(Saved data entries)
# # # # # # #
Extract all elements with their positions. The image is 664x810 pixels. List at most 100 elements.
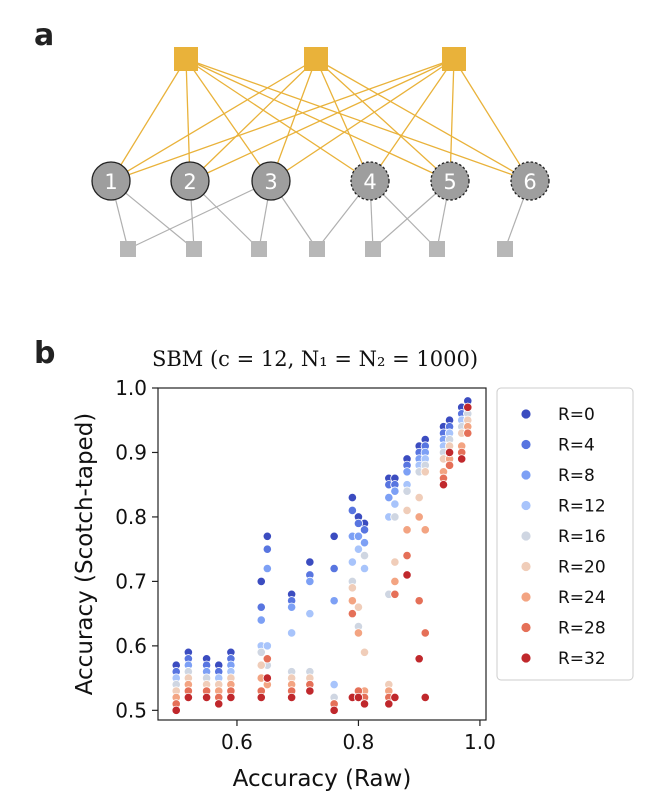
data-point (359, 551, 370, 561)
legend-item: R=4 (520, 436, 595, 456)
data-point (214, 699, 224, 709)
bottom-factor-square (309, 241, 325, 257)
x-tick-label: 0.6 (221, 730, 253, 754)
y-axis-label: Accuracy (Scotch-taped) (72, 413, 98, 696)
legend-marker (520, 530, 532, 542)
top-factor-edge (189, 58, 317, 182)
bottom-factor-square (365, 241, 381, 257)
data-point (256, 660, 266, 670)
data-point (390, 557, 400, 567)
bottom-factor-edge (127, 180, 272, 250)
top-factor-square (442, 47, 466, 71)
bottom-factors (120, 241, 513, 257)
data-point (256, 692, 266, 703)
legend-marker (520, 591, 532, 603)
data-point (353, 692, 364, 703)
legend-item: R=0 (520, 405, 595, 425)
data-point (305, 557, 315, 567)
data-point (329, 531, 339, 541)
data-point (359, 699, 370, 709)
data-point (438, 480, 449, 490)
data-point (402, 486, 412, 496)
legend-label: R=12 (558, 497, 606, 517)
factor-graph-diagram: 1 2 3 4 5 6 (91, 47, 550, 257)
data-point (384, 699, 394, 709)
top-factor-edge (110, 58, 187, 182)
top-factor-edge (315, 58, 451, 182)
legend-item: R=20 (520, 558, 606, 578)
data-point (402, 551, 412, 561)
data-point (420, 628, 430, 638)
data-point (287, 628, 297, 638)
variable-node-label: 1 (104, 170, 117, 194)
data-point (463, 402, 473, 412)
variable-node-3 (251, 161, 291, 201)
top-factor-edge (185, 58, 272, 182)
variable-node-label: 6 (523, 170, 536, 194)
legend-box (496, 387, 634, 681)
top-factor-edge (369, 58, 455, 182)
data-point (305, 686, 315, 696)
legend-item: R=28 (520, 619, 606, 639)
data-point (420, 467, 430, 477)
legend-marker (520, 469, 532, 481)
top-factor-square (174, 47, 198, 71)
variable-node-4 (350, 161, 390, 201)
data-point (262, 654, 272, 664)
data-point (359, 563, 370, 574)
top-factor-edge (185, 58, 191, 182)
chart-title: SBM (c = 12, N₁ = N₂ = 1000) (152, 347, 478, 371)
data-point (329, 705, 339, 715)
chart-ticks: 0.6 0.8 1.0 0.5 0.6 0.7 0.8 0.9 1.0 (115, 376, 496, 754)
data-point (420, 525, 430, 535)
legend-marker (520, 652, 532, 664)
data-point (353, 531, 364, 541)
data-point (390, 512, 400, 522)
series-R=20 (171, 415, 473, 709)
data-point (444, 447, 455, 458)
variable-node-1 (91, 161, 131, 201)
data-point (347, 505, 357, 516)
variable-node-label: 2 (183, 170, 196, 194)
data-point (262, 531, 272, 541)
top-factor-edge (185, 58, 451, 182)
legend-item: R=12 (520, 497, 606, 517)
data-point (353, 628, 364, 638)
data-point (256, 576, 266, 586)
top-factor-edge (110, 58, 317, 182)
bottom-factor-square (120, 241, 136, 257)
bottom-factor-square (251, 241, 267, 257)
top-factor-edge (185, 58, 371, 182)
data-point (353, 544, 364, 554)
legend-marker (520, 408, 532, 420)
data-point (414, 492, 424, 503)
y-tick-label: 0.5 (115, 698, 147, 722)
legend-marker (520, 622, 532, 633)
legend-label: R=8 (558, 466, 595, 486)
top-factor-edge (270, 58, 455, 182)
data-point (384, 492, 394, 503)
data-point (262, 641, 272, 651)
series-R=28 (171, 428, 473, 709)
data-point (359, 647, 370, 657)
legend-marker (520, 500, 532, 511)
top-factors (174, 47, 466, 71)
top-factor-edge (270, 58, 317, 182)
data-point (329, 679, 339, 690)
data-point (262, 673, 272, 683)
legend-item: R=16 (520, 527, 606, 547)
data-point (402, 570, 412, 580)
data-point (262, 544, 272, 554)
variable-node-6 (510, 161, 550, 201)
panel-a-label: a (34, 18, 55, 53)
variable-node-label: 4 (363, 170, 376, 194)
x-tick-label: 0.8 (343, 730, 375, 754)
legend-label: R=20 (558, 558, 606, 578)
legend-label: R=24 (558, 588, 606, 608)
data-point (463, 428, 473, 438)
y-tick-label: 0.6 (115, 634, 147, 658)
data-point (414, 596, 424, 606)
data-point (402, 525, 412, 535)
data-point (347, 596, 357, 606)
# # # # # # #
### AIM
Please rewrite the listing from the line with "data-point (359, 551, 370, 561)" to the line with "data-point (463, 402, 473, 412)", swapping "top-factor-edge" for "upper-factor-edge" and leaving everything else unchanged.

### SOLUTION BELOW
data-point (359, 551, 370, 561)
legend-item: R=4 (520, 436, 595, 456)
data-point (214, 699, 224, 709)
bottom-factor-square (309, 241, 325, 257)
x-tick-label: 0.6 (221, 730, 253, 754)
y-axis-label: Accuracy (Scotch-taped) (72, 413, 98, 696)
legend-marker (520, 530, 532, 542)
upper-factor-edge (189, 58, 317, 182)
bottom-factor-square (365, 241, 381, 257)
data-point (256, 660, 266, 670)
data-point (390, 557, 400, 567)
bottom-factor-edge (127, 180, 272, 250)
top-factor-square (442, 47, 466, 71)
bottom-factors (120, 241, 513, 257)
data-point (256, 692, 266, 703)
legend-marker (520, 591, 532, 603)
data-point (353, 692, 364, 703)
legend-item: R=0 (520, 405, 595, 425)
data-point (305, 557, 315, 567)
data-point (329, 531, 339, 541)
data-point (359, 699, 370, 709)
data-point (438, 480, 449, 490)
data-point (402, 486, 412, 496)
legend-label: R=12 (558, 497, 606, 517)
factor-graph-diagram: 1 2 3 4 5 6 (91, 47, 550, 257)
data-point (384, 699, 394, 709)
upper-factor-edge (110, 58, 187, 182)
upper-factor-edge (315, 58, 451, 182)
legend-item: R=20 (520, 558, 606, 578)
data-point (402, 551, 412, 561)
data-point (420, 628, 430, 638)
data-point (287, 628, 297, 638)
variable-node-label: 1 (104, 170, 117, 194)
data-point (463, 402, 473, 412)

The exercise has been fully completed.